EXERCISE DIRECTIONS -> Scan the data. Collect each line that contains the word "Испытательное".

Saved entries ->

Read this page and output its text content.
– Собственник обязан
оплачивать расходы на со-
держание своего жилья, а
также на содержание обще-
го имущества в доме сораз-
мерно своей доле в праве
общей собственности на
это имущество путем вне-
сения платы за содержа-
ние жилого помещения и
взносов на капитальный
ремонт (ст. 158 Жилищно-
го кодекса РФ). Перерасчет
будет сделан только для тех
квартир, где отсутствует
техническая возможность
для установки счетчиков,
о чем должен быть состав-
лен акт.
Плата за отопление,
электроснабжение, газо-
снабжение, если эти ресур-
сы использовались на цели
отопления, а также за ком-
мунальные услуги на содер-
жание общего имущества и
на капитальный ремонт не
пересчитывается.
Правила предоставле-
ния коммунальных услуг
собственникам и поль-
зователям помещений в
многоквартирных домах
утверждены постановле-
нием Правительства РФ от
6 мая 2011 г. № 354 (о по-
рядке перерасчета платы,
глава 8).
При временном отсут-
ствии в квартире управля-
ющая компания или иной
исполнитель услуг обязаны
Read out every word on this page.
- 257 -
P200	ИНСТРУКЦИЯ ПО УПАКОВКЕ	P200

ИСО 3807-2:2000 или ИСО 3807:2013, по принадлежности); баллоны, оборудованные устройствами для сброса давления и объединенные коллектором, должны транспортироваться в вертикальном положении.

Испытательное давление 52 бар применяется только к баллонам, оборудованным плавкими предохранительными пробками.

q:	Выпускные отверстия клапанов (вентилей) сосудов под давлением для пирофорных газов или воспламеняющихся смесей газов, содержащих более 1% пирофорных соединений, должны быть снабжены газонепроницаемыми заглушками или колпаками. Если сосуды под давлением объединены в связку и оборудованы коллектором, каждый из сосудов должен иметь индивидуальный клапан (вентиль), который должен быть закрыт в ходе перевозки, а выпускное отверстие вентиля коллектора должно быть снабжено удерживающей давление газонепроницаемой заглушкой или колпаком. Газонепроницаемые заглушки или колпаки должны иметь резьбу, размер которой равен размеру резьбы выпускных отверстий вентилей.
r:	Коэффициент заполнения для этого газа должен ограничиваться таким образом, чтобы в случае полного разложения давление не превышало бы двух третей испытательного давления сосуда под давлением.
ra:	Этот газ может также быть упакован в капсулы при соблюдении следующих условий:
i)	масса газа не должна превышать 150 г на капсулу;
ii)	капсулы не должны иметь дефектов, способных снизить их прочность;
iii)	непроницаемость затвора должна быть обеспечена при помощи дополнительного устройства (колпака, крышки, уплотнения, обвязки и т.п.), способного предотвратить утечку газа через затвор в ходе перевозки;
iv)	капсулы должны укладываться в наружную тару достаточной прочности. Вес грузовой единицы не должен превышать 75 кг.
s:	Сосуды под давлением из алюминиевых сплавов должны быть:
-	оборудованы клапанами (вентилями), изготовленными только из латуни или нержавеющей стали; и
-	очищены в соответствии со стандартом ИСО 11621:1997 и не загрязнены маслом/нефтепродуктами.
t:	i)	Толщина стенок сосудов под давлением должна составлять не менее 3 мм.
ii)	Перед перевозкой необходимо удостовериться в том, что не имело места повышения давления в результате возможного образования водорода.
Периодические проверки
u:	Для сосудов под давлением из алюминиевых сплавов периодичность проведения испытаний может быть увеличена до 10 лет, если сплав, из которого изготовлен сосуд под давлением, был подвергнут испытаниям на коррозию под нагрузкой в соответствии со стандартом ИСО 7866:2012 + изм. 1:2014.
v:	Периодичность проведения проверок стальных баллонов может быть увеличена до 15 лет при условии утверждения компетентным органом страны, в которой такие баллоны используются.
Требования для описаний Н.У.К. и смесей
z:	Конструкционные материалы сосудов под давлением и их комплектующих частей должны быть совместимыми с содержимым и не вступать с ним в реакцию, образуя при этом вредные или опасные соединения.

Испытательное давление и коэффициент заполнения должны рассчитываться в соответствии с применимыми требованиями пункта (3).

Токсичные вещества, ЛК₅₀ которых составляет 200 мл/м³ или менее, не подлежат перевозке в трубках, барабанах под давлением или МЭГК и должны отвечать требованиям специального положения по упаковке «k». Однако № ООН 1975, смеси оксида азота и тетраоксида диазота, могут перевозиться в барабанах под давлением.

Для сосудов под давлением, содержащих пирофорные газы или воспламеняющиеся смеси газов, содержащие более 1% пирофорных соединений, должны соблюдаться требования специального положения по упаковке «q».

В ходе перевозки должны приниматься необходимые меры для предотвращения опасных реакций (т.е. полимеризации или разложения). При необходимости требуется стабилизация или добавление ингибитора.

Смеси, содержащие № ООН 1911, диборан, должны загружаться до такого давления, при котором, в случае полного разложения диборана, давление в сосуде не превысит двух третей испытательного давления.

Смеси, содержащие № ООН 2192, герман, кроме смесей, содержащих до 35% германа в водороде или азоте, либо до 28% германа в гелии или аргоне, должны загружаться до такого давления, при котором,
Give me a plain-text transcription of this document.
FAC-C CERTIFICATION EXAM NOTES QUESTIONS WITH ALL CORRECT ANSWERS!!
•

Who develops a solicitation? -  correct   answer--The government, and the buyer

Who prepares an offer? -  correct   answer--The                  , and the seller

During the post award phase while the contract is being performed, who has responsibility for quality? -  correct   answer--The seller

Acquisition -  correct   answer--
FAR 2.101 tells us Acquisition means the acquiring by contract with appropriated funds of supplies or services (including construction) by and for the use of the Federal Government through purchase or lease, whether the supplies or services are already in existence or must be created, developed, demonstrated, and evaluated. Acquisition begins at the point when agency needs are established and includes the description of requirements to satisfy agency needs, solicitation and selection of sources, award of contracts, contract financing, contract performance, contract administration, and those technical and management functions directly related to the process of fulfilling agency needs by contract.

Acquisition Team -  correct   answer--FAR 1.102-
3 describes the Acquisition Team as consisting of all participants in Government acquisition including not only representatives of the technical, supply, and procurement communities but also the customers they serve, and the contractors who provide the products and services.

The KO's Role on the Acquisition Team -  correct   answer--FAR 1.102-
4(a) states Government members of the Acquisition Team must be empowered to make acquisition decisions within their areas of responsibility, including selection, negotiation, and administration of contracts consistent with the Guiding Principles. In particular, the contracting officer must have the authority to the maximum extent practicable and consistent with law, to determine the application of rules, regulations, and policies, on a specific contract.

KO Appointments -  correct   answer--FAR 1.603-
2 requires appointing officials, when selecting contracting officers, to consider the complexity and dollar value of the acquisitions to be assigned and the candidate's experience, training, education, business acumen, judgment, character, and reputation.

REPLY TO THE TASK ->
Испытательное давление 52 бар применяется только к баллонам, оборудованным плавкими предохранительными пробками.
Испытательное давление и коэффициент заполнения должны рассчитываться в соответствии с применимыми требованиями пункта (3).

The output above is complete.